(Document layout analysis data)
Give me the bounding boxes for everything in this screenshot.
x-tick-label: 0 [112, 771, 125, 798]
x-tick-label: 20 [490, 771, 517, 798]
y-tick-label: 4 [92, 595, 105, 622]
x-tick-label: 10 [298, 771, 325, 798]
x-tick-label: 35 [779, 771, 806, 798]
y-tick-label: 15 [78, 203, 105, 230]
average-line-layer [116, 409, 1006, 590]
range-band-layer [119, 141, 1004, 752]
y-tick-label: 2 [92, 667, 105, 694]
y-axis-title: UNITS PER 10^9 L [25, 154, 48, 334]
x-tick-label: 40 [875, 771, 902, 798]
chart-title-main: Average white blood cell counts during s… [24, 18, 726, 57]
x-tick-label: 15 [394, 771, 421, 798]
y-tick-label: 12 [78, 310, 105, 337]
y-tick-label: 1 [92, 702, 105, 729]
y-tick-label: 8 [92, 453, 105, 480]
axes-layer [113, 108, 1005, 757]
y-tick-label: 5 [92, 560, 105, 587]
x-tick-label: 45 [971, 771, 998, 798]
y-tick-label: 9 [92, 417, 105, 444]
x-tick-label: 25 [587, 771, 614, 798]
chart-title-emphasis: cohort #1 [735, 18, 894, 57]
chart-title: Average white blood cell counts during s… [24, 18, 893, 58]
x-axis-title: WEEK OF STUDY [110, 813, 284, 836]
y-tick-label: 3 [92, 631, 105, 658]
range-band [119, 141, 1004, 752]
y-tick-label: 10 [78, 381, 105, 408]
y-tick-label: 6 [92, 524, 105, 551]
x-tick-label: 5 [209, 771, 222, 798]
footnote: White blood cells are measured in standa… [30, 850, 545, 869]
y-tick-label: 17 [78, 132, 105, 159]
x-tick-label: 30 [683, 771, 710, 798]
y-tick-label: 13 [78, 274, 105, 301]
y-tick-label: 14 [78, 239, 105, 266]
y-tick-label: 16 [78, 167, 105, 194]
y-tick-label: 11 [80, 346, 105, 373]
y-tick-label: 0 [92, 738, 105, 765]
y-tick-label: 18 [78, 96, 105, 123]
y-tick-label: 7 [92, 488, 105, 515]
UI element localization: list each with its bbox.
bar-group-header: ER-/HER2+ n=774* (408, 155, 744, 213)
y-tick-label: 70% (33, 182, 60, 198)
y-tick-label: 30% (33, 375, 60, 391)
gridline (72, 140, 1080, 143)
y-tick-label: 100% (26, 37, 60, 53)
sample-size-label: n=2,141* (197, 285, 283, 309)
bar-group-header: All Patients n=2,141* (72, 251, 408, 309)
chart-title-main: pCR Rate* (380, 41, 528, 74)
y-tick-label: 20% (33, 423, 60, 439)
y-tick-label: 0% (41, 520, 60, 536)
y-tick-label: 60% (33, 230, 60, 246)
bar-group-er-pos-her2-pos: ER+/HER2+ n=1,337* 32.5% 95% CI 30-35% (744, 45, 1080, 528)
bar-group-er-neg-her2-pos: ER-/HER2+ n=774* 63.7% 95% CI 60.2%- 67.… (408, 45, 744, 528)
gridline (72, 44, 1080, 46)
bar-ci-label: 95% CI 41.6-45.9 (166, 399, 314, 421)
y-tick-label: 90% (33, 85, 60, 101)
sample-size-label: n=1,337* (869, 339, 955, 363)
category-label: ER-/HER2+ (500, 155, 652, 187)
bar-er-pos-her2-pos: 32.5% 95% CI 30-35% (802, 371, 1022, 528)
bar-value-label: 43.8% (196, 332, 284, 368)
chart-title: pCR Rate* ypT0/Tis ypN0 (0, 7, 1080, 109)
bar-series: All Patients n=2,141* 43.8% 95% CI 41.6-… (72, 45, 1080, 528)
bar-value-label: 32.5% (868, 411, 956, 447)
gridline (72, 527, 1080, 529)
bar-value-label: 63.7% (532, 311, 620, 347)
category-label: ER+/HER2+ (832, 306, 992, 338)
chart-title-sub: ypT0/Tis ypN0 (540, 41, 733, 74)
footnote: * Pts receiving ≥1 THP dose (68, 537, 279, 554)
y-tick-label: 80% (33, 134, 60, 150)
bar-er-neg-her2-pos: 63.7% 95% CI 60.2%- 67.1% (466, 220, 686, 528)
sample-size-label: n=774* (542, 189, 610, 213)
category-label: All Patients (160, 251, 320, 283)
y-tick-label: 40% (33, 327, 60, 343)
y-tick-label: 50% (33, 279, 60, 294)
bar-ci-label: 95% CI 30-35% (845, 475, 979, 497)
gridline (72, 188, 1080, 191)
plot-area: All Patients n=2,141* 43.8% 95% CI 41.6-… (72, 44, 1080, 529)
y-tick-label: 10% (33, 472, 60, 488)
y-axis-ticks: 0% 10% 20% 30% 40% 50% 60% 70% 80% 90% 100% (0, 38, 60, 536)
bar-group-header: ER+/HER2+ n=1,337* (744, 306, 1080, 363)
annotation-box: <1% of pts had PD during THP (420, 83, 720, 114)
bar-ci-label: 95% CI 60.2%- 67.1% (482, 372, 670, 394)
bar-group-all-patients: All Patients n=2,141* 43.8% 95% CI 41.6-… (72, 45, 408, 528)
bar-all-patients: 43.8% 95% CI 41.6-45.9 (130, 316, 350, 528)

Directions for this task =
Restate every record verbatim.

Reply to the exercise =
Give me the bounding boxes for everything in this screenshot.
x-tick-label: 0 [112, 771, 125, 798]
x-tick-label: 20 [490, 771, 517, 798]
y-tick-label: 4 [92, 595, 105, 622]
x-tick-label: 10 [298, 771, 325, 798]
x-tick-label: 35 [779, 771, 806, 798]
y-tick-label: 15 [78, 203, 105, 230]
average-line-layer [116, 409, 1006, 590]
range-band-layer [119, 141, 1004, 752]
y-tick-label: 2 [92, 667, 105, 694]
y-axis-title: UNITS PER 10^9 L [25, 154, 48, 334]
x-tick-label: 40 [875, 771, 902, 798]
chart-title-main: Average white blood cell counts during s… [24, 18, 726, 57]
x-tick-label: 15 [394, 771, 421, 798]
y-tick-label: 12 [78, 310, 105, 337]
y-tick-label: 1 [92, 702, 105, 729]
y-tick-label: 8 [92, 453, 105, 480]
axes-layer [113, 108, 1005, 757]
y-tick-label: 5 [92, 560, 105, 587]
x-tick-label: 45 [971, 771, 998, 798]
y-tick-label: 9 [92, 417, 105, 444]
x-tick-label: 25 [587, 771, 614, 798]
chart-title-emphasis: cohort #1 [735, 18, 894, 57]
chart-title: Average white blood cell counts during s… [24, 18, 893, 58]
x-axis-title: WEEK OF STUDY [110, 813, 284, 836]
y-tick-label: 3 [92, 631, 105, 658]
range-band [119, 141, 1004, 752]
y-tick-label: 10 [78, 381, 105, 408]
y-tick-label: 6 [92, 524, 105, 551]
x-tick-label: 5 [209, 771, 222, 798]
footnote: White blood cells are measured in standa… [30, 850, 545, 869]
y-tick-label: 17 [78, 132, 105, 159]
x-tick-label: 30 [683, 771, 710, 798]
y-tick-label: 13 [78, 274, 105, 301]
y-tick-label: 14 [78, 239, 105, 266]
y-tick-label: 16 [78, 167, 105, 194]
y-tick-label: 11 [80, 346, 105, 373]
y-tick-label: 0 [92, 738, 105, 765]
y-tick-label: 18 [78, 96, 105, 123]
y-tick-label: 7 [92, 488, 105, 515]
UI element localization: list each with its bbox.
bar-group-header: ER-/HER2+ n=774* (408, 155, 744, 213)
y-tick-label: 70% (33, 182, 60, 198)
y-tick-label: 30% (33, 375, 60, 391)
gridline (72, 140, 1080, 143)
y-tick-label: 100% (26, 37, 60, 53)
sample-size-label: n=2,141* (197, 285, 283, 309)
bar-group-header: All Patients n=2,141* (72, 251, 408, 309)
chart-title-main: pCR Rate* (380, 41, 528, 74)
y-tick-label: 20% (33, 423, 60, 439)
y-tick-label: 0% (41, 520, 60, 536)
y-tick-label: 60% (33, 230, 60, 246)
bar-group-er-pos-her2-pos: ER+/HER2+ n=1,337* 32.5% 95% CI 30-35% (744, 45, 1080, 528)
bar-group-er-neg-her2-pos: ER-/HER2+ n=774* 63.7% 95% CI 60.2%- 67.… (408, 45, 744, 528)
gridline (72, 44, 1080, 46)
bar-ci-label: 95% CI 41.6-45.9 (166, 399, 314, 421)
y-tick-label: 90% (33, 85, 60, 101)
sample-size-label: n=1,337* (869, 339, 955, 363)
category-label: ER-/HER2+ (500, 155, 652, 187)
bar-er-pos-her2-pos: 32.5% 95% CI 30-35% (802, 371, 1022, 528)
bar-value-label: 43.8% (196, 332, 284, 368)
chart-title: pCR Rate* ypT0/Tis ypN0 (0, 7, 1080, 109)
bar-series: All Patients n=2,141* 43.8% 95% CI 41.6-… (72, 45, 1080, 528)
bar-value-label: 32.5% (868, 411, 956, 447)
gridline (72, 527, 1080, 529)
bar-value-label: 63.7% (532, 311, 620, 347)
category-label: ER+/HER2+ (832, 306, 992, 338)
chart-title-sub: ypT0/Tis ypN0 (540, 41, 733, 74)
footnote: * Pts receiving ≥1 THP dose (68, 537, 279, 554)
y-tick-label: 80% (33, 134, 60, 150)
bar-er-neg-her2-pos: 63.7% 95% CI 60.2%- 67.1% (466, 220, 686, 528)
sample-size-label: n=774* (542, 189, 610, 213)
category-label: All Patients (160, 251, 320, 283)
y-tick-label: 40% (33, 327, 60, 343)
y-tick-label: 50% (33, 279, 60, 294)
bar-ci-label: 95% CI 30-35% (845, 475, 979, 497)
gridline (72, 188, 1080, 191)
plot-area: All Patients n=2,141* 43.8% 95% CI 41.6-… (72, 44, 1080, 529)
y-tick-label: 10% (33, 472, 60, 488)
y-axis-ticks: 0% 10% 20% 30% 40% 50% 60% 70% 80% 90% 100% (0, 38, 60, 536)
bar-group-header: ER+/HER2+ n=1,337* (744, 306, 1080, 363)
annotation-box: <1% of pts had PD during THP (420, 83, 720, 114)
bar-ci-label: 95% CI 60.2%- 67.1% (482, 372, 670, 394)
bar-group-all-patients: All Patients n=2,141* 43.8% 95% CI 41.6-… (72, 45, 408, 528)
bar-all-patients: 43.8% 95% CI 41.6-45.9 (130, 316, 350, 528)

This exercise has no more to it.